=== Recorded data ===
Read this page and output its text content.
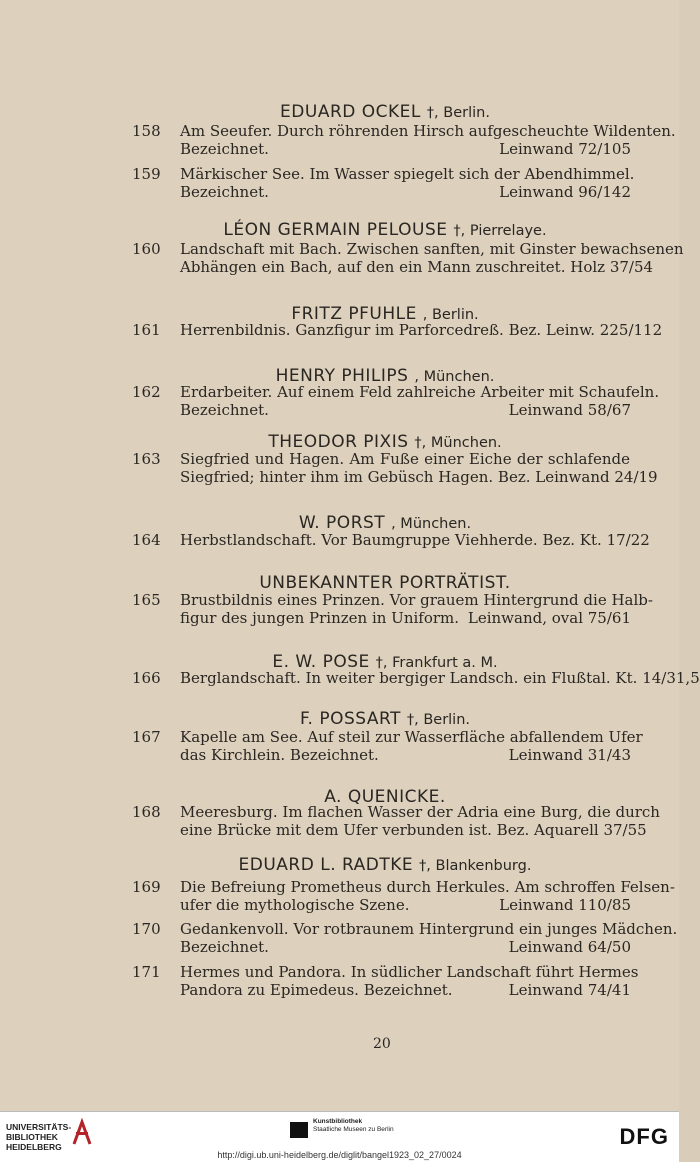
EDUARD OCKEL †, Berlin.
158 Am Seeufer. Durch röhrenden Hirsch aufgescheuchte Wildenten.
Bezeichnet.	Leinwand 72/105
159 Märkischer See. Im Wasser spiegelt sich der Abendhimmel.
Bezeichnet.	Leinwand 96/142
LÉON GERMAIN PELOUSE †, Pierrelaye.
160 Landschaft mit Bach. Zwischen sanften, mit Ginster bewachsenen
Abhängen ein Bach, auf den ein Mann zuschreitet. Holz 37/54
FRITZ PFUHLE , Berlin.
161 Herrenbildnis. Ganzfigur im Parforcedreß. Bez. Leinw. 225/112
HENRY PHILIPS , München.
162 Erdarbeiter. Auf einem Feld zahlreiche Arbeiter mit Schaufeln.
Bezeichnet.	Leinwand 58/67
THEODOR PIXIS †, München.
163 Siegfried und Hagen. Am Fuße einer Eiche der schlafende
Siegfried; hinter ihm im Gebüsch Hagen. Bez. Leinwand 24/19
W. PORST , München.
164 Herbstlandschaft. Vor Baumgruppe Viehherde. Bez. Kt. 17/22
UNBEKANNTER PORTRÄTIST.
165 Brustbildnis eines Prinzen. Vor grauem Hintergrund die Halb-
figur des jungen Prinzen in Uniform. Leinwand, oval 75/61
E. W. POSE †, Frankfurt a. M.
166 Berglandschaft. In weiter bergiger Landsch. ein Flußtal. Kt. 14/31,5
F. POSSART †, Berlin.
167 Kapelle am See. Auf steil zur Wasserfläche abfallendem Ufer
das Kirchlein. Bezeichnet.	Leinwand 31/43
A. QUENICKE.
168 Meeresburg. Im flachen Wasser der Adria eine Burg, die durch
eine Brücke mit dem Ufer verbunden ist. Bez. Aquarell 37/55
EDUARD L. RADTKE †, Blankenburg.
169 Die Befreiung Prometheus durch Herkules. Am schroffen Felsen-
ufer die mythologische Szene.	Leinwand 110/85
170 Gedankenvoll. Vor rotbraunem Hintergrund ein junges Mädchen.
Bezeichnet.	Leinwand 64/50
171 Hermes und Pandora. In südlicher Landschaft führt Hermes
Pandora zu Epimedeus. Bezeichnet.	Leinwand 74/41
20
UNIVERSITÄTS-
BIBLIOTHEK
HEIDELBERG
Kunstbibliothek
Staatliche Museen zu Berlin	DFG
http://digi.ub.uni-heidelberg.de/diglit/bangel1923_02_27/0024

=== What this task involves ===
Copy out the entries verbatim and leave the images out.

=== Task answer ===
Read this page and output its text content.
EDUARD OCKEL †, Berlin.
158 Am Seeufer. Durch röhrenden Hirsch aufgescheuchte Wildenten.
Bezeichnet.	Leinwand 72/105
159 Märkischer See. Im Wasser spiegelt sich der Abendhimmel.
Bezeichnet.	Leinwand 96/142
LÉON GERMAIN PELOUSE †, Pierrelaye.
160 Landschaft mit Bach. Zwischen sanften, mit Ginster bewachsenen
Abhängen ein Bach, auf den ein Mann zuschreitet. Holz 37/54
FRITZ PFUHLE , Berlin.
161 Herrenbildnis. Ganzfigur im Parforcedreß. Bez. Leinw. 225/112
HENRY PHILIPS , München.
162 Erdarbeiter. Auf einem Feld zahlreiche Arbeiter mit Schaufeln.
Bezeichnet.	Leinwand 58/67
THEODOR PIXIS †, München.
163 Siegfried und Hagen. Am Fuße einer Eiche der schlafende
Siegfried; hinter ihm im Gebüsch Hagen. Bez. Leinwand 24/19
W. PORST , München.
164 Herbstlandschaft. Vor Baumgruppe Viehherde. Bez. Kt. 17/22
UNBEKANNTER PORTRÄTIST.
165 Brustbildnis eines Prinzen. Vor grauem Hintergrund die Halb-
figur des jungen Prinzen in Uniform. Leinwand, oval 75/61
E. W. POSE †, Frankfurt a. M.
166 Berglandschaft. In weiter bergiger Landsch. ein Flußtal. Kt. 14/31,5
F. POSSART †, Berlin.
167 Kapelle am See. Auf steil zur Wasserfläche abfallendem Ufer
das Kirchlein. Bezeichnet.	Leinwand 31/43
A. QUENICKE.
168 Meeresburg. Im flachen Wasser der Adria eine Burg, die durch
eine Brücke mit dem Ufer verbunden ist. Bez. Aquarell 37/55
EDUARD L. RADTKE †, Blankenburg.
169 Die Befreiung Prometheus durch Herkules. Am schroffen Felsen-
ufer die mythologische Szene.	Leinwand 110/85
170 Gedankenvoll. Vor rotbraunem Hintergrund ein junges Mädchen.
Bezeichnet.	Leinwand 64/50
171 Hermes und Pandora. In südlicher Landschaft führt Hermes
Pandora zu Epimedeus. Bezeichnet.	Leinwand 74/41
20
UNIVERSITÄTS-
BIBLIOTHEK
HEIDELBERG
Kunstbibliothek
Staatliche Museen zu Berlin	DFG
http://digi.ub.uni-heidelberg.de/diglit/bangel1923_02_27/0024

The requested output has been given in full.